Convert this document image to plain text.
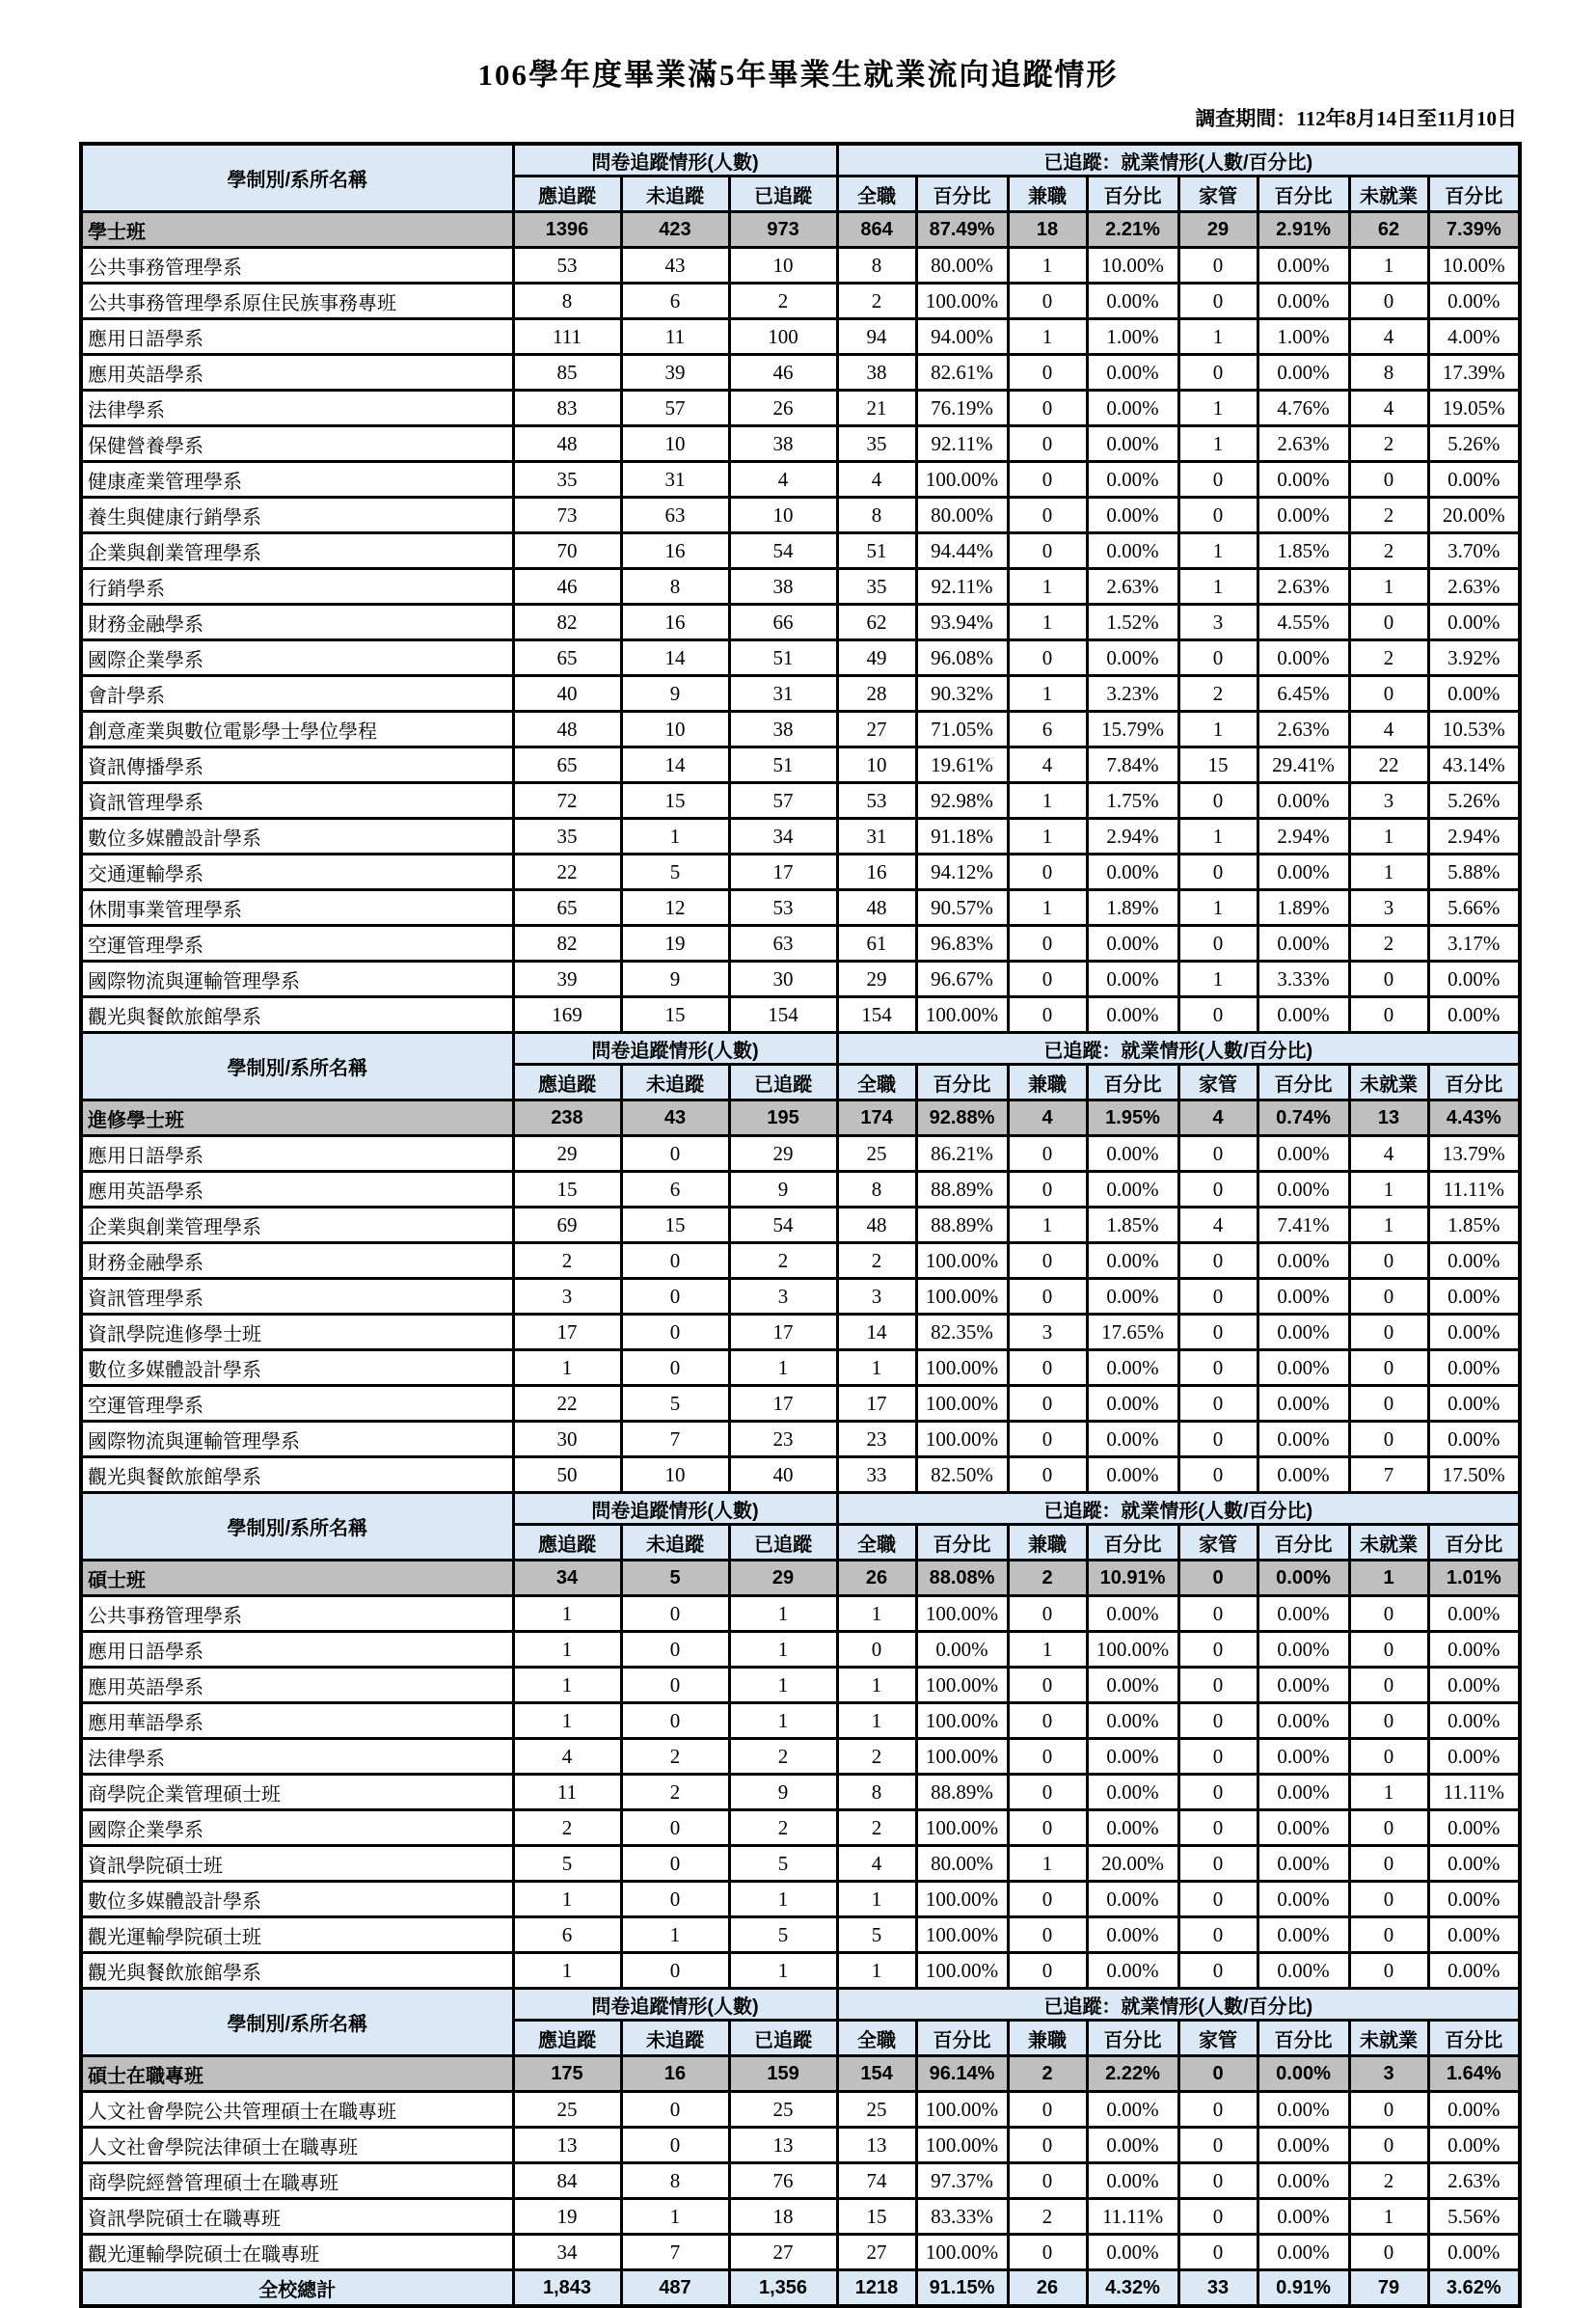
106學年度畢業滿5年畢業生就業流向追蹤情形
調查期間：112年8月14日至11月10日
學制別/系所名稱	問卷追蹤情形(人數)			已追蹤：就業情形(人數/百分比)							
	應追蹤	未追蹤	已追蹤	全職	百分比	兼職	百分比	家管	百分比	未就業	百分比
學士班	1396	423	973	864	87.49%	18	2.21%	29	2.91%	62	7.39%
公共事務管理學系	53	43	10	8	80.00%	1	10.00%	0	0.00%	1	10.00%
公共事務管理學系原住民族事務專班	8	6	2	2	100.00%	0	0.00%	0	0.00%	0	0.00%
應用日語學系	111	11	100	94	94.00%	1	1.00%	1	1.00%	4	4.00%
應用英語學系	85	39	46	38	82.61%	0	0.00%	0	0.00%	8	17.39%
法律學系	83	57	26	21	76.19%	0	0.00%	1	4.76%	4	19.05%
保健營養學系	48	10	38	35	92.11%	0	0.00%	1	2.63%	2	5.26%
健康產業管理學系	35	31	4	4	100.00%	0	0.00%	0	0.00%	0	0.00%
養生與健康行銷學系	73	63	10	8	80.00%	0	0.00%	0	0.00%	2	20.00%
企業與創業管理學系	70	16	54	51	94.44%	0	0.00%	1	1.85%	2	3.70%
行銷學系	46	8	38	35	92.11%	1	2.63%	1	2.63%	1	2.63%
財務金融學系	82	16	66	62	93.94%	1	1.52%	3	4.55%	0	0.00%
國際企業學系	65	14	51	49	96.08%	0	0.00%	0	0.00%	2	3.92%
會計學系	40	9	31	28	90.32%	1	3.23%	2	6.45%	0	0.00%
創意產業與數位電影學士學位學程	48	10	38	27	71.05%	6	15.79%	1	2.63%	4	10.53%
資訊傳播學系	65	14	51	10	19.61%	4	7.84%	15	29.41%	22	43.14%
資訊管理學系	72	15	57	53	92.98%	1	1.75%	0	0.00%	3	5.26%
數位多媒體設計學系	35	1	34	31	91.18%	1	2.94%	1	2.94%	1	2.94%
交通運輸學系	22	5	17	16	94.12%	0	0.00%	0	0.00%	1	5.88%
休閒事業管理學系	65	12	53	48	90.57%	1	1.89%	1	1.89%	3	5.66%
空運管理學系	82	19	63	61	96.83%	0	0.00%	0	0.00%	2	3.17%
國際物流與運輸管理學系	39	9	30	29	96.67%	0	0.00%	1	3.33%	0	0.00%
觀光與餐飲旅館學系	169	15	154	154	100.00%	0	0.00%	0	0.00%	0	0.00%
學制別/系所名稱	問卷追蹤情形(人數)			已追蹤：就業情形(人數/百分比)							
	應追蹤	未追蹤	已追蹤	全職	百分比	兼職	百分比	家管	百分比	未就業	百分比
進修學士班	238	43	195	174	92.88%	4	1.95%	4	0.74%	13	4.43%
應用日語學系	29	0	29	25	86.21%	0	0.00%	0	0.00%	4	13.79%
應用英語學系	15	6	9	8	88.89%	0	0.00%	0	0.00%	1	11.11%
企業與創業管理學系	69	15	54	48	88.89%	1	1.85%	4	7.41%	1	1.85%
財務金融學系	2	0	2	2	100.00%	0	0.00%	0	0.00%	0	0.00%
資訊管理學系	3	0	3	3	100.00%	0	0.00%	0	0.00%	0	0.00%
資訊學院進修學士班	17	0	17	14	82.35%	3	17.65%	0	0.00%	0	0.00%
數位多媒體設計學系	1	0	1	1	100.00%	0	0.00%	0	0.00%	0	0.00%
空運管理學系	22	5	17	17	100.00%	0	0.00%	0	0.00%	0	0.00%
國際物流與運輸管理學系	30	7	23	23	100.00%	0	0.00%	0	0.00%	0	0.00%
觀光與餐飲旅館學系	50	10	40	33	82.50%	0	0.00%	0	0.00%	7	17.50%
學制別/系所名稱	問卷追蹤情形(人數)			已追蹤：就業情形(人數/百分比)							
	應追蹤	未追蹤	已追蹤	全職	百分比	兼職	百分比	家管	百分比	未就業	百分比
碩士班	34	5	29	26	88.08%	2	10.91%	0	0.00%	1	1.01%
公共事務管理學系	1	0	1	1	100.00%	0	0.00%	0	0.00%	0	0.00%
應用日語學系	1	0	1	0	0.00%	1	100.00%	0	0.00%	0	0.00%
應用英語學系	1	0	1	1	100.00%	0	0.00%	0	0.00%	0	0.00%
應用華語學系	1	0	1	1	100.00%	0	0.00%	0	0.00%	0	0.00%
法律學系	4	2	2	2	100.00%	0	0.00%	0	0.00%	0	0.00%
商學院企業管理碩士班	11	2	9	8	88.89%	0	0.00%	0	0.00%	1	11.11%
國際企業學系	2	0	2	2	100.00%	0	0.00%	0	0.00%	0	0.00%
資訊學院碩士班	5	0	5	4	80.00%	1	20.00%	0	0.00%	0	0.00%
數位多媒體設計學系	1	0	1	1	100.00%	0	0.00%	0	0.00%	0	0.00%
觀光運輸學院碩士班	6	1	5	5	100.00%	0	0.00%	0	0.00%	0	0.00%
觀光與餐飲旅館學系	1	0	1	1	100.00%	0	0.00%	0	0.00%	0	0.00%
學制別/系所名稱	問卷追蹤情形(人數)			已追蹤：就業情形(人數/百分比)							
	應追蹤	未追蹤	已追蹤	全職	百分比	兼職	百分比	家管	百分比	未就業	百分比
碩士在職專班	175	16	159	154	96.14%	2	2.22%	0	0.00%	3	1.64%
人文社會學院公共管理碩士在職專班	25	0	25	25	100.00%	0	0.00%	0	0.00%	0	0.00%
人文社會學院法律碩士在職專班	13	0	13	13	100.00%	0	0.00%	0	0.00%	0	0.00%
商學院經營管理碩士在職專班	84	8	76	74	97.37%	0	0.00%	0	0.00%	2	2.63%
資訊學院碩士在職專班	19	1	18	15	83.33%	2	11.11%	0	0.00%	1	5.56%
觀光運輸學院碩士在職專班	34	7	27	27	100.00%	0	0.00%	0	0.00%	0	0.00%
全校總計	1,843	487	1,356	1218	91.15%	26	4.32%	33	0.91%	79	3.62%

▬▬▬

Problem statement
Set every line down exactly as written, leaving each picture out.

Output of the exercise
Convert this document image to plain text.
106學年度畢業滿5年畢業生就業流向追蹤情形
調查期間：112年8月14日至11月10日
學制別/系所名稱	問卷追蹤情形(人數)			已追蹤：就業情形(人數/百分比)							
	應追蹤	未追蹤	已追蹤	全職	百分比	兼職	百分比	家管	百分比	未就業	百分比
學士班	1396	423	973	864	87.49%	18	2.21%	29	2.91%	62	7.39%
公共事務管理學系	53	43	10	8	80.00%	1	10.00%	0	0.00%	1	10.00%
公共事務管理學系原住民族事務專班	8	6	2	2	100.00%	0	0.00%	0	0.00%	0	0.00%
應用日語學系	111	11	100	94	94.00%	1	1.00%	1	1.00%	4	4.00%
應用英語學系	85	39	46	38	82.61%	0	0.00%	0	0.00%	8	17.39%
法律學系	83	57	26	21	76.19%	0	0.00%	1	4.76%	4	19.05%
保健營養學系	48	10	38	35	92.11%	0	0.00%	1	2.63%	2	5.26%
健康產業管理學系	35	31	4	4	100.00%	0	0.00%	0	0.00%	0	0.00%
養生與健康行銷學系	73	63	10	8	80.00%	0	0.00%	0	0.00%	2	20.00%
企業與創業管理學系	70	16	54	51	94.44%	0	0.00%	1	1.85%	2	3.70%
行銷學系	46	8	38	35	92.11%	1	2.63%	1	2.63%	1	2.63%
財務金融學系	82	16	66	62	93.94%	1	1.52%	3	4.55%	0	0.00%
國際企業學系	65	14	51	49	96.08%	0	0.00%	0	0.00%	2	3.92%
會計學系	40	9	31	28	90.32%	1	3.23%	2	6.45%	0	0.00%
創意產業與數位電影學士學位學程	48	10	38	27	71.05%	6	15.79%	1	2.63%	4	10.53%
資訊傳播學系	65	14	51	10	19.61%	4	7.84%	15	29.41%	22	43.14%
資訊管理學系	72	15	57	53	92.98%	1	1.75%	0	0.00%	3	5.26%
數位多媒體設計學系	35	1	34	31	91.18%	1	2.94%	1	2.94%	1	2.94%
交通運輸學系	22	5	17	16	94.12%	0	0.00%	0	0.00%	1	5.88%
休閒事業管理學系	65	12	53	48	90.57%	1	1.89%	1	1.89%	3	5.66%
空運管理學系	82	19	63	61	96.83%	0	0.00%	0	0.00%	2	3.17%
國際物流與運輸管理學系	39	9	30	29	96.67%	0	0.00%	1	3.33%	0	0.00%
觀光與餐飲旅館學系	169	15	154	154	100.00%	0	0.00%	0	0.00%	0	0.00%
學制別/系所名稱	問卷追蹤情形(人數)			已追蹤：就業情形(人數/百分比)							
	應追蹤	未追蹤	已追蹤	全職	百分比	兼職	百分比	家管	百分比	未就業	百分比
進修學士班	238	43	195	174	92.88%	4	1.95%	4	0.74%	13	4.43%
應用日語學系	29	0	29	25	86.21%	0	0.00%	0	0.00%	4	13.79%
應用英語學系	15	6	9	8	88.89%	0	0.00%	0	0.00%	1	11.11%
企業與創業管理學系	69	15	54	48	88.89%	1	1.85%	4	7.41%	1	1.85%
財務金融學系	2	0	2	2	100.00%	0	0.00%	0	0.00%	0	0.00%
資訊管理學系	3	0	3	3	100.00%	0	0.00%	0	0.00%	0	0.00%
資訊學院進修學士班	17	0	17	14	82.35%	3	17.65%	0	0.00%	0	0.00%
數位多媒體設計學系	1	0	1	1	100.00%	0	0.00%	0	0.00%	0	0.00%
空運管理學系	22	5	17	17	100.00%	0	0.00%	0	0.00%	0	0.00%
國際物流與運輸管理學系	30	7	23	23	100.00%	0	0.00%	0	0.00%	0	0.00%
觀光與餐飲旅館學系	50	10	40	33	82.50%	0	0.00%	0	0.00%	7	17.50%
學制別/系所名稱	問卷追蹤情形(人數)			已追蹤：就業情形(人數/百分比)							
	應追蹤	未追蹤	已追蹤	全職	百分比	兼職	百分比	家管	百分比	未就業	百分比
碩士班	34	5	29	26	88.08%	2	10.91%	0	0.00%	1	1.01%
公共事務管理學系	1	0	1	1	100.00%	0	0.00%	0	0.00%	0	0.00%
應用日語學系	1	0	1	0	0.00%	1	100.00%	0	0.00%	0	0.00%
應用英語學系	1	0	1	1	100.00%	0	0.00%	0	0.00%	0	0.00%
應用華語學系	1	0	1	1	100.00%	0	0.00%	0	0.00%	0	0.00%
法律學系	4	2	2	2	100.00%	0	0.00%	0	0.00%	0	0.00%
商學院企業管理碩士班	11	2	9	8	88.89%	0	0.00%	0	0.00%	1	11.11%
國際企業學系	2	0	2	2	100.00%	0	0.00%	0	0.00%	0	0.00%
資訊學院碩士班	5	0	5	4	80.00%	1	20.00%	0	0.00%	0	0.00%
數位多媒體設計學系	1	0	1	1	100.00%	0	0.00%	0	0.00%	0	0.00%
觀光運輸學院碩士班	6	1	5	5	100.00%	0	0.00%	0	0.00%	0	0.00%
觀光與餐飲旅館學系	1	0	1	1	100.00%	0	0.00%	0	0.00%	0	0.00%
學制別/系所名稱	問卷追蹤情形(人數)			已追蹤：就業情形(人數/百分比)							
	應追蹤	未追蹤	已追蹤	全職	百分比	兼職	百分比	家管	百分比	未就業	百分比
碩士在職專班	175	16	159	154	96.14%	2	2.22%	0	0.00%	3	1.64%
人文社會學院公共管理碩士在職專班	25	0	25	25	100.00%	0	0.00%	0	0.00%	0	0.00%
人文社會學院法律碩士在職專班	13	0	13	13	100.00%	0	0.00%	0	0.00%	0	0.00%
商學院經營管理碩士在職專班	84	8	76	74	97.37%	0	0.00%	0	0.00%	2	2.63%
資訊學院碩士在職專班	19	1	18	15	83.33%	2	11.11%	0	0.00%	1	5.56%
觀光運輸學院碩士在職專班	34	7	27	27	100.00%	0	0.00%	0	0.00%	0	0.00%
全校總計	1,843	487	1,356	1218	91.15%	26	4.32%	33	0.91%	79	3.62%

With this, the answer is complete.